- SELECTED PASSAGE

One (of many) illustrations occurred in the village of Borehkoro a few years back. The place was absolutely over-run by Fula cows. Destruction of crops including palm oil seedlings, rice and cassava was so extensive and that the Kuranko were at their wits end. According to Robert Jawara, director of C.E.S. (Christian Extension Services), one could not walk at night without stumbling into a cow - even on their front porches eating from baskets of produce harvested from the farm. The villagers finally decided to 'bring a case' against the Fula to the Sa Nieni Paramount Chief. In this case, the 'evidence' was clear; even documented by volumes of pictures. On the day of the trial, C.E.S. organized dozens of people to witness to the proceedings of the trial. They parked (sat) themselves in front of the chief's house and made it clear that they were present so as to make the 'verdict' of the trial known throughout the chiefdom. The Paramount Chief responded by refusing to 'hear' the case; deciding to 'refer' it to the court in Kabala. This precipitated unveiled grumbling on the part of the Fula: that they had "wasted a cow" (used in bribery of the chief).

Today, bits and pieces of the current story are becoming clearer. It seems that the people of Kabala have been pushed beyond the threshold of tolerance in regard to Fula destruction of farmland. This has led to the poisoning and shooting of a number of cows in recent weeks and months. The Fula, confident that the 'law' will be on their side, recently brought a case to court regarding the issue. The Limba, who happened to be the faction accused, essentially responded, 'fine, let's bring this to court but we'd like some restitution for destroyed crops while we are at it,' ...and proceeded to get organized for the trial. The Fula then failed to show up for the meeting. This did not produce the 'results' that they were hoping for, so they have now closed their shops to emphasize to everyone in town how important they are to the local economy with the hopes that people will recognize how much they 'need' and depend on the Fula. This might backfire on them, as (according to Kumba) much 'talk' is stirring among the Limba and Kuranko about how they need to get their act together and generate capitol for 'their own' shops.

Structured page parsing data:
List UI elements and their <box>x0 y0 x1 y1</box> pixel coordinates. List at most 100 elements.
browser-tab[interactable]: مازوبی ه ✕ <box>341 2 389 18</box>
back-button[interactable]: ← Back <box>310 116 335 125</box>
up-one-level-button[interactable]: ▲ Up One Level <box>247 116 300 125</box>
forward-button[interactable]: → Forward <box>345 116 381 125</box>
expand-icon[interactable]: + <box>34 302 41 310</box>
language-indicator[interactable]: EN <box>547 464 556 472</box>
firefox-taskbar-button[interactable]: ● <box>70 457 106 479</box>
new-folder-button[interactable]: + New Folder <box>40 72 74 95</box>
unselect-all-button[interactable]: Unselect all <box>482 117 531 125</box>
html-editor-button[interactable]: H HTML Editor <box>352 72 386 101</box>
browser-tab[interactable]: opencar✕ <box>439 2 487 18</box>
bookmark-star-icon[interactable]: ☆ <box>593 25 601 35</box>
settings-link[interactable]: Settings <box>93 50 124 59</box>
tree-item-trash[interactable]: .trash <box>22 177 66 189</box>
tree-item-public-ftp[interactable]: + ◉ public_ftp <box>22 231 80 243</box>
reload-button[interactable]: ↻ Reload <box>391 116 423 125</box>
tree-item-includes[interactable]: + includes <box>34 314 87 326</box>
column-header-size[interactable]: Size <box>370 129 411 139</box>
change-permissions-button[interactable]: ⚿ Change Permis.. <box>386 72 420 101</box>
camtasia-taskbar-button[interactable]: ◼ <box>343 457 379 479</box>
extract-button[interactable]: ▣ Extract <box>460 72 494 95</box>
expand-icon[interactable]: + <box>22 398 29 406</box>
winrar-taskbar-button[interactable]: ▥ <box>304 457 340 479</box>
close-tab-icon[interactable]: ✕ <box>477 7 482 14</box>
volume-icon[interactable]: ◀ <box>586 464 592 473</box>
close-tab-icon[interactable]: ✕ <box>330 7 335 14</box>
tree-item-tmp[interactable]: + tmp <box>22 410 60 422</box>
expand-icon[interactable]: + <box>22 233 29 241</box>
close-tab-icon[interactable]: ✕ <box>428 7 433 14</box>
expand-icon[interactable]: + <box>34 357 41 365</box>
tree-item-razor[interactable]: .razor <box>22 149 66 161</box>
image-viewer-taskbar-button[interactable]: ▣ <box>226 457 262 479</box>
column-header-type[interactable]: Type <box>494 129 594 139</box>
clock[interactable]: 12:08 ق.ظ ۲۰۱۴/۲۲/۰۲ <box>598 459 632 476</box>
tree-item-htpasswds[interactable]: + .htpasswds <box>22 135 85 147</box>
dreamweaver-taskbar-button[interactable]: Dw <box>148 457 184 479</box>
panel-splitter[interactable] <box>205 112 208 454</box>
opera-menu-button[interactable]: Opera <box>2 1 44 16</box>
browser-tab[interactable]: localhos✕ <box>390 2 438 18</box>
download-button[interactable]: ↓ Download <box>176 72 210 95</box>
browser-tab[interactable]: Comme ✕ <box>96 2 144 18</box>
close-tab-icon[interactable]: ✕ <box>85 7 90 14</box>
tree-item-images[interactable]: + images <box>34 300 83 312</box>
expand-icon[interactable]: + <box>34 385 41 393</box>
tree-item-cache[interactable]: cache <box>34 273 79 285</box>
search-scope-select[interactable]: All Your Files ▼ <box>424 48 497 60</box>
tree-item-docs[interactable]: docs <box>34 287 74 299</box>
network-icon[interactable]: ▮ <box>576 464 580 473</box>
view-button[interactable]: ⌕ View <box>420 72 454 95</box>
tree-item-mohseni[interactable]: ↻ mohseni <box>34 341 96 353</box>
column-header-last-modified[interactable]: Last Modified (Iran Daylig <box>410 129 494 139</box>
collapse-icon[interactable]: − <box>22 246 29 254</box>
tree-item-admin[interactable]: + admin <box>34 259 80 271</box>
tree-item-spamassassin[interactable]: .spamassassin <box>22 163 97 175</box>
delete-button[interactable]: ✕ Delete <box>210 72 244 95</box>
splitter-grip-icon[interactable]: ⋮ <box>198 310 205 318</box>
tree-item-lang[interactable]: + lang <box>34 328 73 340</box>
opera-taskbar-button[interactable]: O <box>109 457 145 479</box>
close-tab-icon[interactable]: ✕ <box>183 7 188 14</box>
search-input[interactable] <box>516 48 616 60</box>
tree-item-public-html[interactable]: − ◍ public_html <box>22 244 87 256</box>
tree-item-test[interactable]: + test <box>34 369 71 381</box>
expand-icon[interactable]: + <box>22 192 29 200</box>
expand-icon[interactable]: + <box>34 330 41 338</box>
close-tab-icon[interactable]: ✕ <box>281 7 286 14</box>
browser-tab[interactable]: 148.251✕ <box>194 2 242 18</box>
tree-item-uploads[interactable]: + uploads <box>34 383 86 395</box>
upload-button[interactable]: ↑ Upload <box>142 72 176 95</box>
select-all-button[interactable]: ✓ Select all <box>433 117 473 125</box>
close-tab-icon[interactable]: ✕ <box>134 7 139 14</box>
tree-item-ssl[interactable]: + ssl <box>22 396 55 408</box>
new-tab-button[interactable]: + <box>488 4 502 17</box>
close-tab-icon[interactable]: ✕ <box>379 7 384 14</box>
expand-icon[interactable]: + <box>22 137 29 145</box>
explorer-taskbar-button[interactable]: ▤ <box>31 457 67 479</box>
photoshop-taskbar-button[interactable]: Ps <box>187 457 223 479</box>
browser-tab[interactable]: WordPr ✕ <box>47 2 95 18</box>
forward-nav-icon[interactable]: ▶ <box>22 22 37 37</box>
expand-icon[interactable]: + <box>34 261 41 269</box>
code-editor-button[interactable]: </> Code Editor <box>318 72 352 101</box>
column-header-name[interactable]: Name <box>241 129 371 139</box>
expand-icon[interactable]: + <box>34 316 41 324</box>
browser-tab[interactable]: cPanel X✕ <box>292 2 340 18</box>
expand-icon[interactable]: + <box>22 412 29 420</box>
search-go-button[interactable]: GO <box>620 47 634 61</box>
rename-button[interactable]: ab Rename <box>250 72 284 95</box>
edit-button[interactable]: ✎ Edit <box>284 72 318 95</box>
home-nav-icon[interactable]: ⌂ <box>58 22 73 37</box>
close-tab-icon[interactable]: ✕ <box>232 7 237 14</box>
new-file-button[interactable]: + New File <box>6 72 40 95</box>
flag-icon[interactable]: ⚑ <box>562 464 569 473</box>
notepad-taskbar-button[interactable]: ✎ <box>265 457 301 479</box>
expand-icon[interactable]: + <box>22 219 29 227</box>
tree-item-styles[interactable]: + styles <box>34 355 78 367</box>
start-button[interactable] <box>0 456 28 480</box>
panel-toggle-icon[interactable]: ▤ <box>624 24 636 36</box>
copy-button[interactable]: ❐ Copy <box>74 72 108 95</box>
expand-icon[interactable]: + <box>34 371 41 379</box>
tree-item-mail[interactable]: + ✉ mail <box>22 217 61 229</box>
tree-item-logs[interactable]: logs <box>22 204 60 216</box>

- WHAT YOU WILL DO
**A.** Decide whether each statement agrees with the passage on the Fula cattle disputes: (i) the Paramount Chief agreed to hear the Borehkoro case himself; (ii) the Fula did not appear for the meeting in the Kabala case; (iii) the Limba were the faction accused in the Kabala case. Answer yes or no for each, quoting the words of the passage that decide it.
**B.** According to the passage on the Fula cattle disputes, who is the director of C.E.S.?
**C.** Carry the passage on the Fula cattle disputes forward, starting right after its final sentence.

- ANSWERS BY ITEM NUMBER
**A.**
(i) No: "The Paramount Chief responded by refusing to 'hear' the case; deciding to 'refer' it to the court in Kabala."
(ii) Yes: "The Fula then failed to show up for the meeting."
(iii) Yes: "The Limba, who happened to be the faction accused"

**B.** Robert Jawara is the director of C.E.S. (Christian Extension Services).

**C.**
It does not appear, despite the rampant rumors, that there actually were any murders this time around, though it does sound as though these stories were 'borrowed' from real incidents that occurred a few years back in a nearby region. The most significant turmoil on the streets is the result of 'strike breakers,' as some Fula shop owners are not quite sure 'why' they are striking and can't afford to do so for very long. Other Fula seem to be harassing those who find themselves in this position. The Paramount Chief of this region, who so far seems to be a pretty smart and level-headed man, has taken the interesting 'stance' that, though it fall within the rights of the Fula to strike, if they choose to do so, they cannot re-open their businesses without collectively getting permission from him. He has also spoken with the 'head' of the Fula and they together have agreed that businesses like the petrol station must remain open, as it is a 'branch' of a company in Freetown that would not agree to its 'shutting down,' and nor would it be a good thing for the whole of Kabala that depends on it.

For us, the consequences are relatively minor: no good bread, no Magram (my favorite tasting brand of bottled water), no other niceties like biscuits, soap etc. We are pretty well stocked and anticipate that the situation will blow over in a couple of days. I'm all of the sudden craving sandwiches though, now that I can't get bread.

This is a LONG standing conflict, and we don't anticipate that this flare up precipitate any real change... but it sure would be nice if dialogue was set in motion to arbitrate disputes and establish policies leading to a greater degree of justice.

We are looking forward to Paul's (Aaron's dad) arrival this evening!